# Records for processing
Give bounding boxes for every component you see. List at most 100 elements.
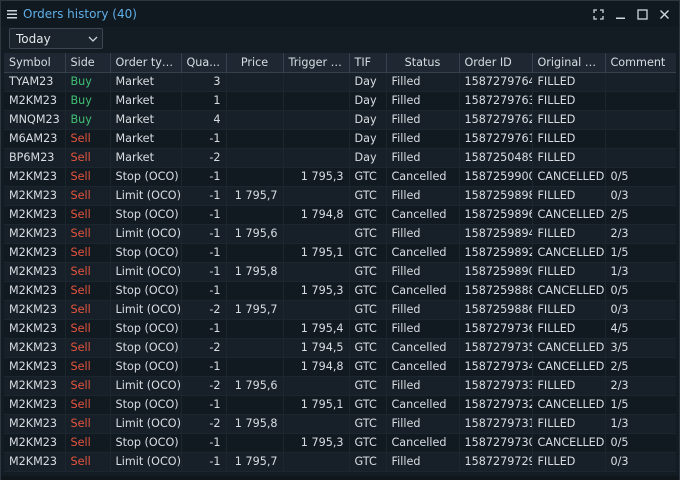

...

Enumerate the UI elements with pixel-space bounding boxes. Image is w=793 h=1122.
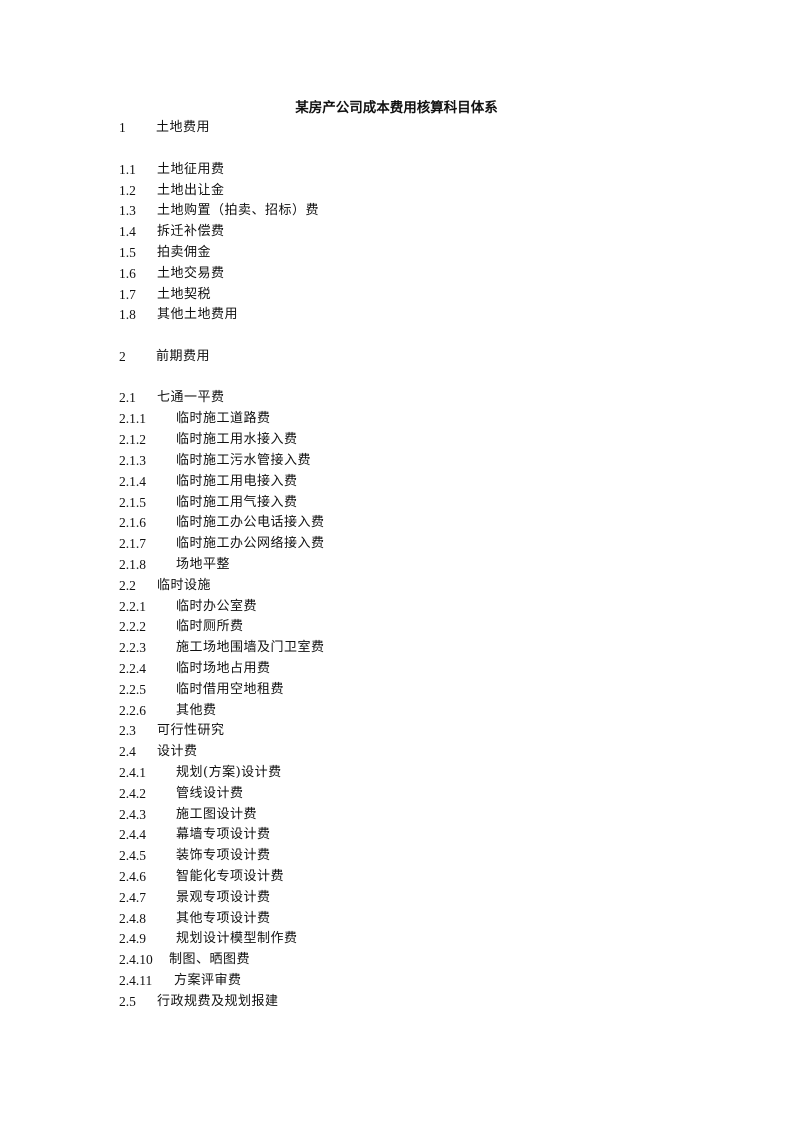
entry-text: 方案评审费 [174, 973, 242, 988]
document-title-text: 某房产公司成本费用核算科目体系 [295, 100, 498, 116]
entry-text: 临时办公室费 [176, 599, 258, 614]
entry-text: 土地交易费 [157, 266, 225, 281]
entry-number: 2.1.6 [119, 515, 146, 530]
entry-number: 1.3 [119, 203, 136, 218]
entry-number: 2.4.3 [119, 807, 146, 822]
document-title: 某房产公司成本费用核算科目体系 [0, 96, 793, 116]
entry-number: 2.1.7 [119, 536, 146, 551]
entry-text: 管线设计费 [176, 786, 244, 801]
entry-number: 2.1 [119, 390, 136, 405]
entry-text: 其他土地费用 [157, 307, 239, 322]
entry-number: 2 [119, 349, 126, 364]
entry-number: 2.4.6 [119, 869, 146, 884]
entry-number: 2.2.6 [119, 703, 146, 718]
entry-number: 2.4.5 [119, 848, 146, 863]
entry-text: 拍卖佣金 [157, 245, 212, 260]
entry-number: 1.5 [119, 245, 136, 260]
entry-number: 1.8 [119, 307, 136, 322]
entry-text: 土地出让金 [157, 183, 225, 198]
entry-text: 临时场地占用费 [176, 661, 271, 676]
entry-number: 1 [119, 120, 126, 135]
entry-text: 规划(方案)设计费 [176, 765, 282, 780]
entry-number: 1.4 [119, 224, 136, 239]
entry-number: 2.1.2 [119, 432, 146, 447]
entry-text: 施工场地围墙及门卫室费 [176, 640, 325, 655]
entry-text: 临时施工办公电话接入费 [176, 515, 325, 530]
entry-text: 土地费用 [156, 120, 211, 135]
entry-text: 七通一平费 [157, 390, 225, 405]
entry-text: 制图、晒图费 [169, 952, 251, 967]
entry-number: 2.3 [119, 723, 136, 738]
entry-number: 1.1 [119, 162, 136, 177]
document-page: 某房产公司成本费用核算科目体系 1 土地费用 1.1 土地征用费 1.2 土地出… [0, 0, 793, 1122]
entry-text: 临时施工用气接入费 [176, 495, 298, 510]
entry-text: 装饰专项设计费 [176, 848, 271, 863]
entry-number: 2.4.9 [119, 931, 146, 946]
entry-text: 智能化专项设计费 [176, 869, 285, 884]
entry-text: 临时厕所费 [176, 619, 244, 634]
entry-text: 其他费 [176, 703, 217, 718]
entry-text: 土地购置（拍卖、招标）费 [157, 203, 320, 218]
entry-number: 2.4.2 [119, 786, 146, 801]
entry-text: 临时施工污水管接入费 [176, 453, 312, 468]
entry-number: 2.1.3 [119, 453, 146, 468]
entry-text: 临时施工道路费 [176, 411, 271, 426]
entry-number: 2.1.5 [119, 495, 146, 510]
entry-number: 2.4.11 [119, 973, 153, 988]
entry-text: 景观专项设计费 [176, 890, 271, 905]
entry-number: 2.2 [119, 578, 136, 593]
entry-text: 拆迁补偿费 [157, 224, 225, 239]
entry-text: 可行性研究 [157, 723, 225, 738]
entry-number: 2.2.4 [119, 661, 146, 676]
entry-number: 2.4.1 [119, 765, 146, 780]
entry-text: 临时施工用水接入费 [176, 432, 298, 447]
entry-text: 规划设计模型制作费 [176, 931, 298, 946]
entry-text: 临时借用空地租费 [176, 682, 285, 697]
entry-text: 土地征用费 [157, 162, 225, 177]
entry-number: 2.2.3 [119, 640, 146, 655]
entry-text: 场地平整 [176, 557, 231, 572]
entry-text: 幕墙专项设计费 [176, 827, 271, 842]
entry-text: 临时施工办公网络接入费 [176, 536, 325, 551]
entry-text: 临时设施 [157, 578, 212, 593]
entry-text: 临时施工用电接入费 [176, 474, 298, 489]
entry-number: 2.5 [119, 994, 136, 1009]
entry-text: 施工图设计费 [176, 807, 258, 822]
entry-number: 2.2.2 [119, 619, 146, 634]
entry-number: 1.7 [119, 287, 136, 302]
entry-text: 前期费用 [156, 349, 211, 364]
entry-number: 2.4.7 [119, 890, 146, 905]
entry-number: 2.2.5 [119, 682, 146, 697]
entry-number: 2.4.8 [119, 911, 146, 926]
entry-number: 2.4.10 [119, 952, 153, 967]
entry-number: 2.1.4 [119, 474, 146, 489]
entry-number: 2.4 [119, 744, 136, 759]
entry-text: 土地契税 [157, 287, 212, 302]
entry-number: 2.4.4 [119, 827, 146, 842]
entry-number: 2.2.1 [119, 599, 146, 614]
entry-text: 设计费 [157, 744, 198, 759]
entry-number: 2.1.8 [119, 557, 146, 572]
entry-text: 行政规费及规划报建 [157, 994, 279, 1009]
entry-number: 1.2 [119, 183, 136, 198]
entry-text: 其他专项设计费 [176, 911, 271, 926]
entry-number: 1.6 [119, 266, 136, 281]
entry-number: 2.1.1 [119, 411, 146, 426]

# Exercise objective
Copy the lines of the items from the one containing "Enumerate the UI" to the one containing "entry-number: 2.1.6 [119, 515, 146, 530]", both included, without the pictures.

# Answer to the problem
Enumerate the UI elements with pixel-space bounding boxes. Image is w=793 h=1122.
entry-text: 方案评审费 [174, 973, 242, 988]
document-title-text: 某房产公司成本费用核算科目体系 [295, 100, 498, 116]
entry-text: 临时办公室费 [176, 599, 258, 614]
entry-text: 土地交易费 [157, 266, 225, 281]
entry-number: 2.1.6 [119, 515, 146, 530]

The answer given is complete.